PROBLEM: Omit the pictures, then reproduce every remaining record exactly.

#### GIVEN RECORDS ####

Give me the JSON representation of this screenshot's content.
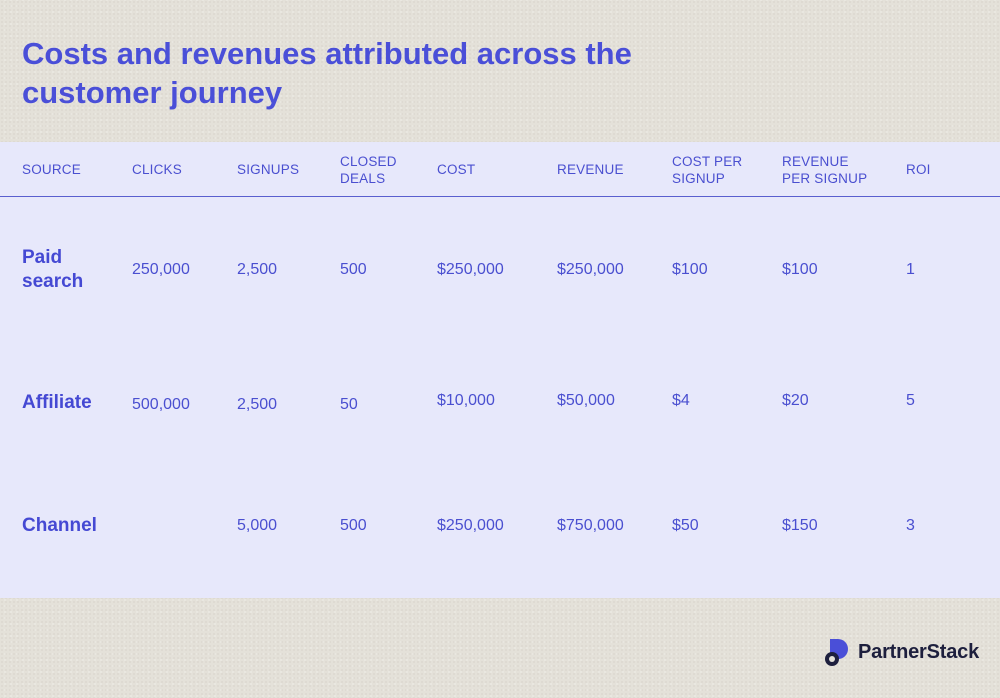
{
  "title": "Costs and revenues attributed across the customer journey",
  "table": {
    "headers": [
      {
        "key": "source",
        "label": "SOURCE"
      },
      {
        "key": "clicks",
        "label": "CLICKS"
      },
      {
        "key": "signups",
        "label": "SIGNUPS"
      },
      {
        "key": "closed_deals",
        "label": "CLOSED\nDEALS"
      },
      {
        "key": "cost",
        "label": "COST"
      },
      {
        "key": "revenue",
        "label": "REVENUE"
      },
      {
        "key": "cost_per_signup",
        "label": "COST PER\nSIGNUP"
      },
      {
        "key": "revenue_per_signup",
        "label": "REVENUE\nPER SIGNUP"
      },
      {
        "key": "roi",
        "label": "ROI"
      }
    ],
    "rows": [
      {
        "source": "Paid\nsearch",
        "clicks": "250,000",
        "signups": "2,500",
        "closed_deals": "500",
        "cost": "$250,000",
        "revenue": "$250,000",
        "cost_per_signup": "$100",
        "revenue_per_signup": "$100",
        "roi": "1"
      },
      {
        "source": "Affiliate",
        "clicks": "500,000",
        "signups": "2,500",
        "closed_deals": "50",
        "cost": "$10,000",
        "revenue": "$50,000",
        "cost_per_signup": "$4",
        "revenue_per_signup": "$20",
        "roi": "5"
      },
      {
        "source": "Channel",
        "clicks": "",
        "signups": "5,000",
        "closed_deals": "500",
        "cost": "$250,000",
        "revenue": "$750,000",
        "cost_per_signup": "$50",
        "revenue_per_signup": "$150",
        "roi": "3"
      }
    ]
  },
  "brand": {
    "name": "PartnerStack",
    "accent_color": "#4a4fd8",
    "panel_color": "#e7e8fb",
    "logo_icon": "partnerstack-logo-icon"
  }
}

####

SOLUTION FOR THIS TASK:
Give me the JSON representation of this screenshot's content.
{
  "title": "Costs and revenues attributed across the customer journey",
  "table": {
    "headers": [
      {
        "key": "source",
        "label": "SOURCE"
      },
      {
        "key": "clicks",
        "label": "CLICKS"
      },
      {
        "key": "signups",
        "label": "SIGNUPS"
      },
      {
        "key": "closed_deals",
        "label": "CLOSED\nDEALS"
      },
      {
        "key": "cost",
        "label": "COST"
      },
      {
        "key": "revenue",
        "label": "REVENUE"
      },
      {
        "key": "cost_per_signup",
        "label": "COST PER\nSIGNUP"
      },
      {
        "key": "revenue_per_signup",
        "label": "REVENUE\nPER SIGNUP"
      },
      {
        "key": "roi",
        "label": "ROI"
      }
    ],
    "rows": [
      {
        "source": "Paid\nsearch",
        "clicks": "250,000",
        "signups": "2,500",
        "closed_deals": "500",
        "cost": "$250,000",
        "revenue": "$250,000",
        "cost_per_signup": "$100",
        "revenue_per_signup": "$100",
        "roi": "1"
      },
      {
        "source": "Affiliate",
        "clicks": "500,000",
        "signups": "2,500",
        "closed_deals": "50",
        "cost": "$10,000",
        "revenue": "$50,000",
        "cost_per_signup": "$4",
        "revenue_per_signup": "$20",
        "roi": "5"
      },
      {
        "source": "Channel",
        "clicks": "",
        "signups": "5,000",
        "closed_deals": "500",
        "cost": "$250,000",
        "revenue": "$750,000",
        "cost_per_signup": "$50",
        "revenue_per_signup": "$150",
        "roi": "3"
      }
    ]
  },
  "brand": {
    "name": "PartnerStack",
    "accent_color": "#4a4fd8",
    "panel_color": "#e7e8fb",
    "logo_icon": "partnerstack-logo-icon"
  }
}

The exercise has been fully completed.